Collect all lines containing the word "male" from the data.

--

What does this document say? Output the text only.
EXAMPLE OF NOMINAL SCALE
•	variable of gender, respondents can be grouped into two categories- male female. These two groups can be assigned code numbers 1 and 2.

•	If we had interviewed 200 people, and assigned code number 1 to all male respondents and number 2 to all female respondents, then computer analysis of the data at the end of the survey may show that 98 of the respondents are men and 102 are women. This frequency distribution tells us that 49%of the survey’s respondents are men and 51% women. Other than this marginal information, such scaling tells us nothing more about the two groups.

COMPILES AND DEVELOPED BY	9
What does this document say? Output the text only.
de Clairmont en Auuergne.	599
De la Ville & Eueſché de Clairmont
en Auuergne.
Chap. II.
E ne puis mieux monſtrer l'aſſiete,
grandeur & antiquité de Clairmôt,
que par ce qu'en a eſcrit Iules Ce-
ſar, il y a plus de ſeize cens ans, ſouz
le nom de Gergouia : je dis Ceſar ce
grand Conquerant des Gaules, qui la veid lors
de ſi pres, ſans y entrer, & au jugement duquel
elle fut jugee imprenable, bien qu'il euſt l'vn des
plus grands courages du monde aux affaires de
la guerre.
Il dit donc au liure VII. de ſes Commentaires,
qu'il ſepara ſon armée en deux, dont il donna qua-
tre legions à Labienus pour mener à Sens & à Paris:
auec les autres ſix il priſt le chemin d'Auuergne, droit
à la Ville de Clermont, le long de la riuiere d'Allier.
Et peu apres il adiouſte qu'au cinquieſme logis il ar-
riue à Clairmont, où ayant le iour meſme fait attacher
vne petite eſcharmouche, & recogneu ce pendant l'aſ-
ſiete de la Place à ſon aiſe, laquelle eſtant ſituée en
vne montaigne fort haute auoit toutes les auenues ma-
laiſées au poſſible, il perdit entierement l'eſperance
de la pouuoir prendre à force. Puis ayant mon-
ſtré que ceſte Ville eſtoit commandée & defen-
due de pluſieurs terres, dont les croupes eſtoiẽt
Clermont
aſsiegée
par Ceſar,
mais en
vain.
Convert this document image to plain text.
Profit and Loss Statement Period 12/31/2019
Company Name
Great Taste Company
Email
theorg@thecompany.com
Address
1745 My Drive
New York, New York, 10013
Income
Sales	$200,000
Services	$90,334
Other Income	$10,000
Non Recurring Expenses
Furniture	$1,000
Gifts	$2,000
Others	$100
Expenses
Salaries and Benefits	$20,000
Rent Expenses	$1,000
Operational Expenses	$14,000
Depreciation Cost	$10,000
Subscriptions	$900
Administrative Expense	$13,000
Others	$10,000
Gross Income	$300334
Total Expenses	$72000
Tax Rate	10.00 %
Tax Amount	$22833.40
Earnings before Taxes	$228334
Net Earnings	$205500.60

--

Solution for this task:
•	variable of gender, respondents can be grouped into two categories- male female. These two groups can be assigned code numbers 1 and 2.
•	If we had interviewed 200 people, and assigned code number 1 to all male respondents and number 2 to all female respondents, then computer analysis of the data at the end of the survey may show that 98 of the respondents are men and 102 are women. This frequency distribution tells us that 49%of the survey’s respondents are men and 51% women. Other than this marginal information, such scaling tells us nothing more about the two groups.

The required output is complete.